● **INSTRUCTIONS TO FOLLOW**: Return the listing below verbatim. Pictures do not belong in the copy.

● **DATASET RECORDS**:
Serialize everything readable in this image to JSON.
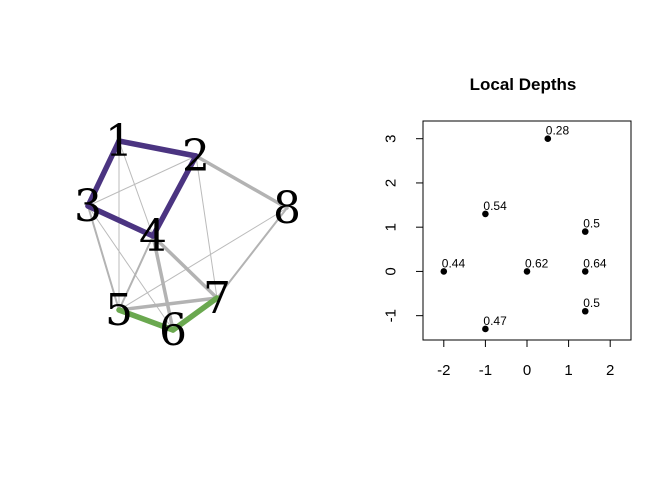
{
  "chart_data": [
    {
      "type": "network",
      "nodes": [
        {
          "id": "1",
          "label": "1"
        },
        {
          "id": "2",
          "label": "2"
        },
        {
          "id": "3",
          "label": "3"
        },
        {
          "id": "4",
          "label": "4"
        },
        {
          "id": "5",
          "label": "5"
        },
        {
          "id": "6",
          "label": "6"
        },
        {
          "id": "7",
          "label": "7"
        },
        {
          "id": "8",
          "label": "8"
        }
      ],
      "edges": [
        {
          "from": "1",
          "to": "3",
          "group": "thin"
        },
        {
          "from": "1",
          "to": "4",
          "group": "thin"
        },
        {
          "from": "1",
          "to": "5",
          "group": "thin"
        },
        {
          "from": "3",
          "to": "2",
          "group": "thin"
        },
        {
          "from": "3",
          "to": "6",
          "group": "thin"
        },
        {
          "from": "2",
          "to": "7",
          "group": "thin"
        },
        {
          "from": "8",
          "to": "5",
          "group": "thin"
        },
        {
          "from": "3",
          "to": "5",
          "group": "medium"
        },
        {
          "from": "4",
          "to": "5",
          "group": "medium"
        },
        {
          "from": "8",
          "to": "7",
          "group": "medium"
        },
        {
          "from": "2",
          "to": "8",
          "group": "thick"
        },
        {
          "from": "4",
          "to": "6",
          "group": "thick"
        },
        {
          "from": "4",
          "to": "7",
          "group": "thick"
        },
        {
          "from": "5",
          "to": "7",
          "group": "thick"
        },
        {
          "from": "1",
          "to": "2",
          "group": "community-1"
        },
        {
          "from": "2",
          "to": "4",
          "group": "community-1"
        },
        {
          "from": "4",
          "to": "3",
          "group": "community-1"
        },
        {
          "from": "3",
          "to": "1",
          "group": "community-1"
        },
        {
          "from": "5",
          "to": "6",
          "group": "community-2"
        },
        {
          "from": "6",
          "to": "7",
          "group": "community-2"
        }
      ],
      "edge_colors": {
        "thin": "#bbbbbb",
        "medium": "#b3b3b3",
        "thick": "#b3b3b3",
        "community-1": "#4b3481",
        "community-2": "#6aa84f"
      }
    },
    {
      "type": "scatter",
      "title": "Local Depths",
      "xlabel": "",
      "ylabel": "",
      "xlim": [
        -2.5,
        2.5
      ],
      "ylim": [
        -1.55,
        3.4
      ],
      "xticks": [
        -2,
        -1,
        0,
        1,
        2
      ],
      "yticks": [
        -1,
        0,
        1,
        2,
        3
      ],
      "points": [
        {
          "x": 0.5,
          "y": 3.0,
          "label": "0.28"
        },
        {
          "x": -1.0,
          "y": 1.3,
          "label": "0.54"
        },
        {
          "x": 1.4,
          "y": 0.9,
          "label": "0.5"
        },
        {
          "x": -2.0,
          "y": 0.0,
          "label": "0.44"
        },
        {
          "x": 0.0,
          "y": 0.0,
          "label": "0.62"
        },
        {
          "x": 1.4,
          "y": 0.0,
          "label": "0.64"
        },
        {
          "x": 1.4,
          "y": -0.9,
          "label": "0.5"
        },
        {
          "x": -1.0,
          "y": -1.3,
          "label": "0.47"
        }
      ],
      "grid": false,
      "point_color": "#000000"
    }
  ]
}
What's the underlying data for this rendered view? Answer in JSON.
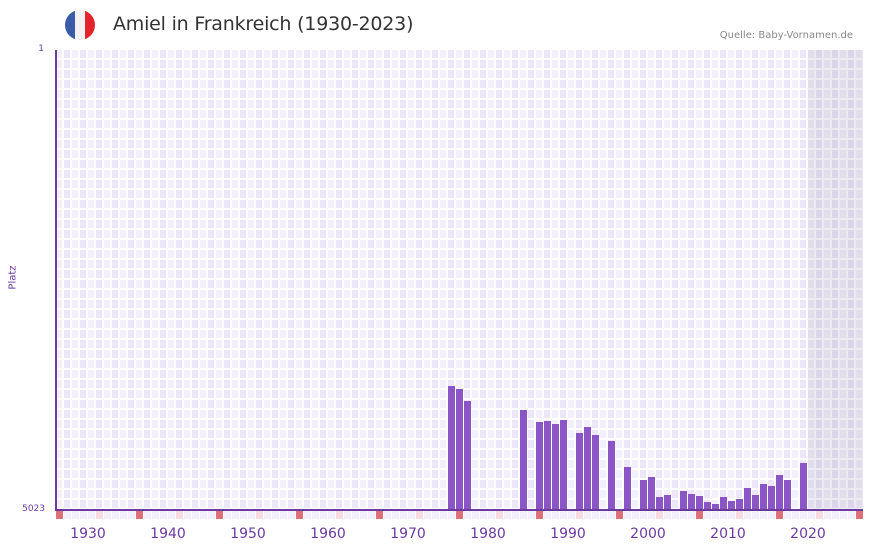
{
  "header": {
    "title": "Amiel in Frankreich (1930-2023)",
    "source": "Quelle: Baby-Vornamen.de",
    "flag_colors": [
      "#3a5ba9",
      "#f2f2f2",
      "#e3242b"
    ]
  },
  "colors": {
    "bar": "#8b55c6",
    "axis": "#6a3aa0",
    "decade_marker": "#e07078",
    "half_decade_marker": "#f6dbe3"
  },
  "chart_data": {
    "type": "bar",
    "title": "Amiel in Frankreich (1930-2023)",
    "xlabel": "",
    "ylabel": "Platz",
    "y_inverted": true,
    "ylim": [
      1,
      5023
    ],
    "y_ticks": [
      "1",
      "5023"
    ],
    "x_ticks": [
      "1930",
      "1940",
      "1950",
      "1960",
      "1970",
      "1980",
      "1990",
      "2000",
      "2010",
      "2020"
    ],
    "xlim": [
      1928,
      2028
    ],
    "grid": true,
    "shaded_region": {
      "from": 2022,
      "to": 2028
    },
    "categories": [
      1977,
      1978,
      1979,
      1986,
      1988,
      1989,
      1990,
      1991,
      1993,
      1994,
      1995,
      1997,
      1999,
      2001,
      2002,
      2003,
      2004,
      2006,
      2007,
      2008,
      2009,
      2010,
      2011,
      2012,
      2013,
      2014,
      2015,
      2016,
      2017,
      2018,
      2019,
      2021
    ],
    "values": [
      3669,
      3702,
      3833,
      3931,
      4062,
      4051,
      4084,
      4040,
      4182,
      4117,
      4204,
      4270,
      4553,
      4695,
      4663,
      4881,
      4859,
      4815,
      4848,
      4870,
      4935,
      4957,
      4881,
      4924,
      4903,
      4783,
      4859,
      4739,
      4761,
      4641,
      4695,
      4510
    ]
  }
}
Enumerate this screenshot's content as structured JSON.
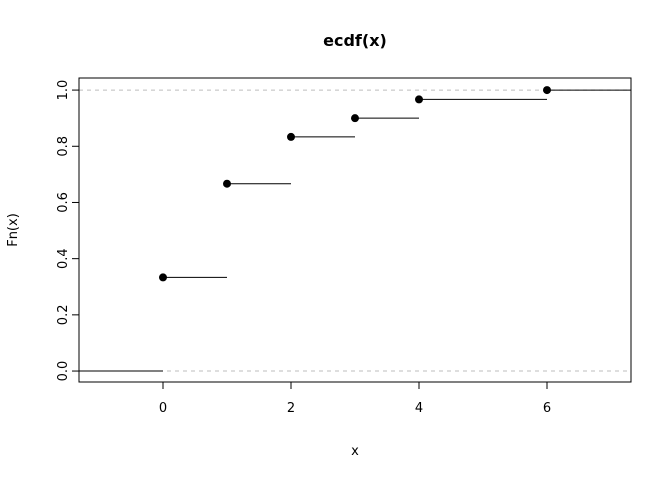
{
  "chart_data": {
    "type": "step",
    "title": "ecdf(x)",
    "xlabel": "x",
    "ylabel": "Fn(x)",
    "xlim": [
      -1.3125,
      7.3125
    ],
    "ylim": [
      -0.039,
      1.043
    ],
    "x_ticks": [
      0,
      2,
      4,
      6
    ],
    "x_tick_labels": [
      "0",
      "2",
      "4",
      "6"
    ],
    "y_ticks": [
      0,
      0.2,
      0.4,
      0.6,
      0.8,
      1.0
    ],
    "y_tick_labels": [
      "0.0",
      "0.2",
      "0.4",
      "0.6",
      "0.8",
      "1.0"
    ],
    "points": [
      {
        "x": 0,
        "y": 0.3333
      },
      {
        "x": 1,
        "y": 0.6667
      },
      {
        "x": 2,
        "y": 0.8333
      },
      {
        "x": 3,
        "y": 0.9
      },
      {
        "x": 4,
        "y": 0.9667
      },
      {
        "x": 6,
        "y": 1.0
      }
    ],
    "reference_lines": [
      0,
      1
    ],
    "grid": false,
    "colors": {
      "points": "#000000",
      "reference": "#bebebe"
    }
  }
}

● **COMPLETE ANSWER**:
Serialize everything readable in this image to JSON.
{
  "chart_data": [
    {
      "type": "network",
      "nodes": [
        {
          "id": "1",
          "label": "1"
        },
        {
          "id": "2",
          "label": "2"
        },
        {
          "id": "3",
          "label": "3"
        },
        {
          "id": "4",
          "label": "4"
        },
        {
          "id": "5",
          "label": "5"
        },
        {
          "id": "6",
          "label": "6"
        },
        {
          "id": "7",
          "label": "7"
        },
        {
          "id": "8",
          "label": "8"
        }
      ],
      "edges": [
        {
          "from": "1",
          "to": "3",
          "group": "thin"
        },
        {
          "from": "1",
          "to": "4",
          "group": "thin"
        },
        {
          "from": "1",
          "to": "5",
          "group": "thin"
        },
        {
          "from": "3",
          "to": "2",
          "group": "thin"
        },
        {
          "from": "3",
          "to": "6",
          "group": "thin"
        },
        {
          "from": "2",
          "to": "7",
          "group": "thin"
        },
        {
          "from": "8",
          "to": "5",
          "group": "thin"
        },
        {
          "from": "3",
          "to": "5",
          "group": "medium"
        },
        {
          "from": "4",
          "to": "5",
          "group": "medium"
        },
        {
          "from": "8",
          "to": "7",
          "group": "medium"
        },
        {
          "from": "2",
          "to": "8",
          "group": "thick"
        },
        {
          "from": "4",
          "to": "6",
          "group": "thick"
        },
        {
          "from": "4",
          "to": "7",
          "group": "thick"
        },
        {
          "from": "5",
          "to": "7",
          "group": "thick"
        },
        {
          "from": "1",
          "to": "2",
          "group": "community-1"
        },
        {
          "from": "2",
          "to": "4",
          "group": "community-1"
        },
        {
          "from": "4",
          "to": "3",
          "group": "community-1"
        },
        {
          "from": "3",
          "to": "1",
          "group": "community-1"
        },
        {
          "from": "5",
          "to": "6",
          "group": "community-2"
        },
        {
          "from": "6",
          "to": "7",
          "group": "community-2"
        }
      ],
      "edge_colors": {
        "thin": "#bbbbbb",
        "medium": "#b3b3b3",
        "thick": "#b3b3b3",
        "community-1": "#4b3481",
        "community-2": "#6aa84f"
      }
    },
    {
      "type": "scatter",
      "title": "Local Depths",
      "xlabel": "",
      "ylabel": "",
      "xlim": [
        -2.5,
        2.5
      ],
      "ylim": [
        -1.55,
        3.4
      ],
      "xticks": [
        -2,
        -1,
        0,
        1,
        2
      ],
      "yticks": [
        -1,
        0,
        1,
        2,
        3
      ],
      "points": [
        {
          "x": 0.5,
          "y": 3.0,
          "label": "0.28"
        },
        {
          "x": -1.0,
          "y": 1.3,
          "label": "0.54"
        },
        {
          "x": 1.4,
          "y": 0.9,
          "label": "0.5"
        },
        {
          "x": -2.0,
          "y": 0.0,
          "label": "0.44"
        },
        {
          "x": 0.0,
          "y": 0.0,
          "label": "0.62"
        },
        {
          "x": 1.4,
          "y": 0.0,
          "label": "0.64"
        },
        {
          "x": 1.4,
          "y": -0.9,
          "label": "0.5"
        },
        {
          "x": -1.0,
          "y": -1.3,
          "label": "0.47"
        }
      ],
      "grid": false,
      "point_color": "#000000"
    }
  ]
}
What's the underlying data for this rendered view? Answer in JSON.
{
  "header": {
    "title": "Amiel in Frankreich (1930-2023)",
    "source": "Quelle: Baby-Vornamen.de",
    "flag_colors": [
      "#3a5ba9",
      "#f2f2f2",
      "#e3242b"
    ]
  },
  "colors": {
    "bar": "#8b55c6",
    "axis": "#6a3aa0",
    "decade_marker": "#e07078",
    "half_decade_marker": "#f6dbe3"
  },
  "chart_data": {
    "type": "bar",
    "title": "Amiel in Frankreich (1930-2023)",
    "xlabel": "",
    "ylabel": "Platz",
    "y_inverted": true,
    "ylim": [
      1,
      5023
    ],
    "y_ticks": [
      "1",
      "5023"
    ],
    "x_ticks": [
      "1930",
      "1940",
      "1950",
      "1960",
      "1970",
      "1980",
      "1990",
      "2000",
      "2010",
      "2020"
    ],
    "xlim": [
      1928,
      2028
    ],
    "grid": true,
    "shaded_region": {
      "from": 2022,
      "to": 2028
    },
    "categories": [
      1977,
      1978,
      1979,
      1986,
      1988,
      1989,
      1990,
      1991,
      1993,
      1994,
      1995,
      1997,
      1999,
      2001,
      2002,
      2003,
      2004,
      2006,
      2007,
      2008,
      2009,
      2010,
      2011,
      2012,
      2013,
      2014,
      2015,
      2016,
      2017,
      2018,
      2019,
      2021
    ],
    "values": [
      3669,
      3702,
      3833,
      3931,
      4062,
      4051,
      4084,
      4040,
      4182,
      4117,
      4204,
      4270,
      4553,
      4695,
      4663,
      4881,
      4859,
      4815,
      4848,
      4870,
      4935,
      4957,
      4881,
      4924,
      4903,
      4783,
      4859,
      4739,
      4761,
      4641,
      4695,
      4510
    ]
  }
}
Enumerate this screenshot's content as structured JSON.
{
  "chart_data": {
    "type": "step",
    "title": "ecdf(x)",
    "xlabel": "x",
    "ylabel": "Fn(x)",
    "xlim": [
      -1.3125,
      7.3125
    ],
    "ylim": [
      -0.039,
      1.043
    ],
    "x_ticks": [
      0,
      2,
      4,
      6
    ],
    "x_tick_labels": [
      "0",
      "2",
      "4",
      "6"
    ],
    "y_ticks": [
      0,
      0.2,
      0.4,
      0.6,
      0.8,
      1.0
    ],
    "y_tick_labels": [
      "0.0",
      "0.2",
      "0.4",
      "0.6",
      "0.8",
      "1.0"
    ],
    "points": [
      {
        "x": 0,
        "y": 0.3333
      },
      {
        "x": 1,
        "y": 0.6667
      },
      {
        "x": 2,
        "y": 0.8333
      },
      {
        "x": 3,
        "y": 0.9
      },
      {
        "x": 4,
        "y": 0.9667
      },
      {
        "x": 6,
        "y": 1.0
      }
    ],
    "reference_lines": [
      0,
      1
    ],
    "grid": false,
    "colors": {
      "points": "#000000",
      "reference": "#bebebe"
    }
  }
}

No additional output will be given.